"""
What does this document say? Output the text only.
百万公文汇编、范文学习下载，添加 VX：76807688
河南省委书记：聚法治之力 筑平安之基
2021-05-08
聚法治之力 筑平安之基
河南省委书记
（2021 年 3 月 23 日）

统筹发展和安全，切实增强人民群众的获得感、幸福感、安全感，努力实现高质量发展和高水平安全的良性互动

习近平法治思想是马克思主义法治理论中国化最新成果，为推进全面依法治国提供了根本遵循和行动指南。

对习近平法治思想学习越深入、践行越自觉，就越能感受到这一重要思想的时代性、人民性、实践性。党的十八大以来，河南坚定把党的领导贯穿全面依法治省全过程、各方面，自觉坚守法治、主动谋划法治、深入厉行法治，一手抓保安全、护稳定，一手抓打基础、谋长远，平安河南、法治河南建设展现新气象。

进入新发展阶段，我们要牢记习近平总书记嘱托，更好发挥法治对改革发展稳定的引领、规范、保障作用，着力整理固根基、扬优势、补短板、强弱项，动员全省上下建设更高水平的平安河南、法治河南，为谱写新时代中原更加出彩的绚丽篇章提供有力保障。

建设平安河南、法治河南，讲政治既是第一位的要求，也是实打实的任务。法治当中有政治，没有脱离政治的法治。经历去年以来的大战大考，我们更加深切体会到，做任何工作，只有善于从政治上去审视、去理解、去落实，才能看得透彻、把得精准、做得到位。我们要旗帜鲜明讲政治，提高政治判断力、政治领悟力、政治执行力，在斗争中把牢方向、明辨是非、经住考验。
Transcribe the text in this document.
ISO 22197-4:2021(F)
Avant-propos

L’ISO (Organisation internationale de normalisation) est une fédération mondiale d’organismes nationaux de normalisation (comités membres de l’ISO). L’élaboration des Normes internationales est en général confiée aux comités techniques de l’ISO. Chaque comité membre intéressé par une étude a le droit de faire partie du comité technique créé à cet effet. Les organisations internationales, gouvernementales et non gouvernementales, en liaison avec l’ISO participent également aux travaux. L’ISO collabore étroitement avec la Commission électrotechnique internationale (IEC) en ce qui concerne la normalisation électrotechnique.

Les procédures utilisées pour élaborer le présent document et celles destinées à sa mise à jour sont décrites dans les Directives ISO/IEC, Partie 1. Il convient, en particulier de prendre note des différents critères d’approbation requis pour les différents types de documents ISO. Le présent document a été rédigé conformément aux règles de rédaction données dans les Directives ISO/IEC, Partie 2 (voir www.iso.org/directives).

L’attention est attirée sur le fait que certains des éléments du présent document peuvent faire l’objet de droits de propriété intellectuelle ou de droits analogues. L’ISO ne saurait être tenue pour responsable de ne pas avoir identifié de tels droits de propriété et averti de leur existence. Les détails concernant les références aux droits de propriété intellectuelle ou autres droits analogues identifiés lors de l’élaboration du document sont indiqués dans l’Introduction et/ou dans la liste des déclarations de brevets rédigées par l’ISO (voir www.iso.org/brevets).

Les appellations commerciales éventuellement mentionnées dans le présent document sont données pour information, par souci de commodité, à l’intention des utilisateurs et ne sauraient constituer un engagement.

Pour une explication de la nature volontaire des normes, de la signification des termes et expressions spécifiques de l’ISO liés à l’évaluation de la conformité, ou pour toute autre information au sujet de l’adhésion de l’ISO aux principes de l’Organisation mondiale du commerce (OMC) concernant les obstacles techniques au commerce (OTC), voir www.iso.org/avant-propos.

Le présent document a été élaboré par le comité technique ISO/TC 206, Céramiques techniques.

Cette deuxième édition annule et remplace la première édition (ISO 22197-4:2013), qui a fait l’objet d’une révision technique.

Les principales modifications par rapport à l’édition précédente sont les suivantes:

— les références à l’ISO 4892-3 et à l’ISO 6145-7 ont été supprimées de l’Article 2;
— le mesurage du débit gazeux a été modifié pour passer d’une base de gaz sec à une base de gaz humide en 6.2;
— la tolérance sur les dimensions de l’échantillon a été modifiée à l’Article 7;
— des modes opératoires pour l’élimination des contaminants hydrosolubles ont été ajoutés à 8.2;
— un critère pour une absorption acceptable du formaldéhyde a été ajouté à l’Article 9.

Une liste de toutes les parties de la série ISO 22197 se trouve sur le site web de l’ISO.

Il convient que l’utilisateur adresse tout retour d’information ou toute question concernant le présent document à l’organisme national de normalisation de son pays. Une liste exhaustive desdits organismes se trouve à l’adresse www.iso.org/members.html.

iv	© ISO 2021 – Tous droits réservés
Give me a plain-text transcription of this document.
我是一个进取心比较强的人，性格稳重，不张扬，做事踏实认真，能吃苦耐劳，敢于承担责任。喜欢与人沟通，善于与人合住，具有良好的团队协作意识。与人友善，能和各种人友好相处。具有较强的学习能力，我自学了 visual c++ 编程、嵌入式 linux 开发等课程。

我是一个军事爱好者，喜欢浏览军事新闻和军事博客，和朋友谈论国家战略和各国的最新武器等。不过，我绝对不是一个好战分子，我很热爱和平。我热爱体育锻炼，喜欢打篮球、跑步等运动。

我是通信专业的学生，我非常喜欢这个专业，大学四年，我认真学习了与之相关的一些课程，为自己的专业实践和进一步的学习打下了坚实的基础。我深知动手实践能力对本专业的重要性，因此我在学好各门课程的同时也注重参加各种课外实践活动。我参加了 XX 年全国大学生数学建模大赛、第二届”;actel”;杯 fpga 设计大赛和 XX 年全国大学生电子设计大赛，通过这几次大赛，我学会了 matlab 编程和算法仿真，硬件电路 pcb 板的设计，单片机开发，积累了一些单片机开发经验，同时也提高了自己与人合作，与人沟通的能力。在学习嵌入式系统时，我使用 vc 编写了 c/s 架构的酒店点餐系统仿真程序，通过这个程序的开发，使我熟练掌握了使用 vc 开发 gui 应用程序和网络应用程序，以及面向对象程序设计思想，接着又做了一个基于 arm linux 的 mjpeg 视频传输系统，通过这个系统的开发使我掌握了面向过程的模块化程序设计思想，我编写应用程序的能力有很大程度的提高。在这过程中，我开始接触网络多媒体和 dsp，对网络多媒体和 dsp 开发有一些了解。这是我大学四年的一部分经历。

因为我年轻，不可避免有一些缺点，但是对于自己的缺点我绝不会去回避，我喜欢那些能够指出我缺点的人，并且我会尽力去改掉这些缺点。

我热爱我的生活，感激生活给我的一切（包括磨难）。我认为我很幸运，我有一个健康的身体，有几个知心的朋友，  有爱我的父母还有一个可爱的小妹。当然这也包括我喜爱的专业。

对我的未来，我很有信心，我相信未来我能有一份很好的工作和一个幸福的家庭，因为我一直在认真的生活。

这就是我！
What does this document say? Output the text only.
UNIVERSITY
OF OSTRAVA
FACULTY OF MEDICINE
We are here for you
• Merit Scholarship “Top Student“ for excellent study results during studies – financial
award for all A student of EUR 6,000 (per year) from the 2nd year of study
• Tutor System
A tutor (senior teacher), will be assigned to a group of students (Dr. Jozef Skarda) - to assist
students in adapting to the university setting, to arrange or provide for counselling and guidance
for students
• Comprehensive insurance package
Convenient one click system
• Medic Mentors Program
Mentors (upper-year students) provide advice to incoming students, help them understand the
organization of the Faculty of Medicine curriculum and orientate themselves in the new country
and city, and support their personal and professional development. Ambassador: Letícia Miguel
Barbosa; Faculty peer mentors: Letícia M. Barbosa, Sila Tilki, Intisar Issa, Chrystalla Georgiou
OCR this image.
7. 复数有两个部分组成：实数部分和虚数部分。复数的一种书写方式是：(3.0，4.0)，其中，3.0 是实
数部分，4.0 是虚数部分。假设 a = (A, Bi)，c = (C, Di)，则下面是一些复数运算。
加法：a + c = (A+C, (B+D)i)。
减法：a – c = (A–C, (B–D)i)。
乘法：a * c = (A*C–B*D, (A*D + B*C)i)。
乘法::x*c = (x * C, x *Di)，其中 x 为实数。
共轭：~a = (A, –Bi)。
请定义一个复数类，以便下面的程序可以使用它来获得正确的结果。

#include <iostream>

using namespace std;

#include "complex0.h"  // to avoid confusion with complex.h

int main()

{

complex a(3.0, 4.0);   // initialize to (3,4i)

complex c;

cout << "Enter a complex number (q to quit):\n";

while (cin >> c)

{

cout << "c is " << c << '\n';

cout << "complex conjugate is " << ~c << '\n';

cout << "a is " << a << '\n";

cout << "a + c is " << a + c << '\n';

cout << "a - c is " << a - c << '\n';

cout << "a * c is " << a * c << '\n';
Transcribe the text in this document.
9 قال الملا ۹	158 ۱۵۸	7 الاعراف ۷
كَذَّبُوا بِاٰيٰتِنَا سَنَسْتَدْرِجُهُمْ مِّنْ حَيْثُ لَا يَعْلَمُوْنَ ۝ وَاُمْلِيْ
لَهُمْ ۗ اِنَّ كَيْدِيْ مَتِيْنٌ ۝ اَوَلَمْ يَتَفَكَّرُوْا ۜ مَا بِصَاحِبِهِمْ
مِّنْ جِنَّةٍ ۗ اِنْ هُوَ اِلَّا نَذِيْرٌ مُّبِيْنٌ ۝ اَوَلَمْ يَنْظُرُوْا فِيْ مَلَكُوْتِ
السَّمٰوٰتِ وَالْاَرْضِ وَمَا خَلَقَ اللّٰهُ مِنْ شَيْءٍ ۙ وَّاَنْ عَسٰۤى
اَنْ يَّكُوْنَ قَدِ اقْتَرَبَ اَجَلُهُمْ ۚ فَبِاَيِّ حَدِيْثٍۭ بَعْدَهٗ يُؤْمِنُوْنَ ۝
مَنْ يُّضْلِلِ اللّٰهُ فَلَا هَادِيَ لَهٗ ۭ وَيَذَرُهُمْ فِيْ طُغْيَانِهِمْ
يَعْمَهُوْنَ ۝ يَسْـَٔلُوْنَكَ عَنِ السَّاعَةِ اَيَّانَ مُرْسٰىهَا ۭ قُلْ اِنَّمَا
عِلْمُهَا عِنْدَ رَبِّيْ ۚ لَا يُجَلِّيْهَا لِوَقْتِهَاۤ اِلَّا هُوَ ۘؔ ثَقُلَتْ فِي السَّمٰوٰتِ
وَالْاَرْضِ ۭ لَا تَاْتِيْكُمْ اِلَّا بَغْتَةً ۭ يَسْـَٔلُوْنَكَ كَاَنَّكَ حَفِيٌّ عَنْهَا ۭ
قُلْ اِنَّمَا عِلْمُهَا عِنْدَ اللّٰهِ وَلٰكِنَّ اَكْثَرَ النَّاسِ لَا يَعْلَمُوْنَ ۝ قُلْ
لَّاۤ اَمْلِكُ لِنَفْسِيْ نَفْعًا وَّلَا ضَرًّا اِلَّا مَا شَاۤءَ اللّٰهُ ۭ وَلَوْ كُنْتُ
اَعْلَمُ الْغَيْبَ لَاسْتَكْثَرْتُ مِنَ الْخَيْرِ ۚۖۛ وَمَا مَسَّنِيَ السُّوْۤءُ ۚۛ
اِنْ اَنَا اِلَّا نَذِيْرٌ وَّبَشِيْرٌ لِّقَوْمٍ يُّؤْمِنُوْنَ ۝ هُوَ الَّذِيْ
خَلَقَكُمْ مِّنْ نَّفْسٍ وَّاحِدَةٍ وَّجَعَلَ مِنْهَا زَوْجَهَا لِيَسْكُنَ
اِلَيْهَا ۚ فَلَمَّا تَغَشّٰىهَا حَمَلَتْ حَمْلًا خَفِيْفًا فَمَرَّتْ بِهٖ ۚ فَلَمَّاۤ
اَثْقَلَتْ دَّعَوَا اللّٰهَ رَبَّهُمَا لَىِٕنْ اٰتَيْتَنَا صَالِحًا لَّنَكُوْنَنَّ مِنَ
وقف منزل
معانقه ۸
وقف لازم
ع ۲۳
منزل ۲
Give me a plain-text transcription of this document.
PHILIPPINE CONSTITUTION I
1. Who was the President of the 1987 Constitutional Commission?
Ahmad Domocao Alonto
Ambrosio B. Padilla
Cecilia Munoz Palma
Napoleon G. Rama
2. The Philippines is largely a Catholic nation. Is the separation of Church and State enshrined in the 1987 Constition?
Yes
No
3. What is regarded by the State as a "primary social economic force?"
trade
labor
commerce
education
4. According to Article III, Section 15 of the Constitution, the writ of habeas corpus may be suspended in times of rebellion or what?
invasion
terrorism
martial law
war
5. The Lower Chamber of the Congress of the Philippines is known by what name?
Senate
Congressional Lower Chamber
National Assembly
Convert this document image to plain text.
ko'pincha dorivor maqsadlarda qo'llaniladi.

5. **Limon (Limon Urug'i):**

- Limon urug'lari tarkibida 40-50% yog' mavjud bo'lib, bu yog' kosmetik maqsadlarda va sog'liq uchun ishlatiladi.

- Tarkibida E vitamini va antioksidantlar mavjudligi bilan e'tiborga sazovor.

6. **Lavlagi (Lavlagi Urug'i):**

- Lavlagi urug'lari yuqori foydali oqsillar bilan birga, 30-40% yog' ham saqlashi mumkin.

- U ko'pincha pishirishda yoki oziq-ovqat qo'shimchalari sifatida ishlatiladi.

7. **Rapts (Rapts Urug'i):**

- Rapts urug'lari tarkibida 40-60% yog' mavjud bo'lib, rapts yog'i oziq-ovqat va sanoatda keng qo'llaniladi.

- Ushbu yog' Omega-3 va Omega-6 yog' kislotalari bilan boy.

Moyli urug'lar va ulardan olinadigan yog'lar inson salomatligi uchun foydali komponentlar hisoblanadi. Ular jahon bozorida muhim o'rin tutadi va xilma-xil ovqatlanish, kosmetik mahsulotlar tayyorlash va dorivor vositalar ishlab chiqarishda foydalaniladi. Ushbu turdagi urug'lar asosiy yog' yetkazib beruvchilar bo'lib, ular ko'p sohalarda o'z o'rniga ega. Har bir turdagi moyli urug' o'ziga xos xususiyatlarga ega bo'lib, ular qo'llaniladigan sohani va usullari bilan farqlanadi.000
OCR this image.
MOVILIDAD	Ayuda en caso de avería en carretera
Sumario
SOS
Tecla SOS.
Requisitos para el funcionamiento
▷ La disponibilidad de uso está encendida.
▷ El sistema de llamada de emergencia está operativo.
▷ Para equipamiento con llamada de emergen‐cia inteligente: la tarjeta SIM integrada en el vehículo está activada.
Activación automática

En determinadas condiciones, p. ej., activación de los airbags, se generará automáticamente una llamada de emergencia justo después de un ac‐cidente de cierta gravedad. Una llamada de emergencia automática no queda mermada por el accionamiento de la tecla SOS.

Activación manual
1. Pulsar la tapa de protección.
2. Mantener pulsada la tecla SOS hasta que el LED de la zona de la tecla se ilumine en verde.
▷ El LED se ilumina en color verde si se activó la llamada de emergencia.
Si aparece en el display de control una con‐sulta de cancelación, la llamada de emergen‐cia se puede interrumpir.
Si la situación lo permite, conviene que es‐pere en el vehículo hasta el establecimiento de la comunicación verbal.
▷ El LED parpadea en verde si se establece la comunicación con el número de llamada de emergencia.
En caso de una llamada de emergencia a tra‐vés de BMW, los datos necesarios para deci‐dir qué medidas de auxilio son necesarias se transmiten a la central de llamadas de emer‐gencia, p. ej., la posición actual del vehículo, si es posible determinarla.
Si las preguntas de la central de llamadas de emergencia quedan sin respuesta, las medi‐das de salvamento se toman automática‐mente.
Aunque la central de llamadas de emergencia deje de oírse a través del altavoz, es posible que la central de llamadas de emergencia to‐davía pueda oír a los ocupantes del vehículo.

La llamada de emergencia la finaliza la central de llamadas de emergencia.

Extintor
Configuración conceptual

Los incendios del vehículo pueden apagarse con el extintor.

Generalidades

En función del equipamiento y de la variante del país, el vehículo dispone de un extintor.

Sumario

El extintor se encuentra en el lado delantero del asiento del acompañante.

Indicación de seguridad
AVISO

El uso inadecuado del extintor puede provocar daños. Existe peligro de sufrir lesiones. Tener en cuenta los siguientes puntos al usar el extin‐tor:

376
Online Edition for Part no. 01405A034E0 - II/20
"""
- [What is required]: Return all the lines that contain the string "oziq".

- [The result]:
- U ko'pincha pishirishda yoki oziq-ovqat qo'shimchalari sifatida ishlatiladi.
- Rapts urug'lari tarkibida 40-60% yog' mavjud bo'lib, rapts yog'i oziq-ovqat va sanoatda keng qo'llaniladi.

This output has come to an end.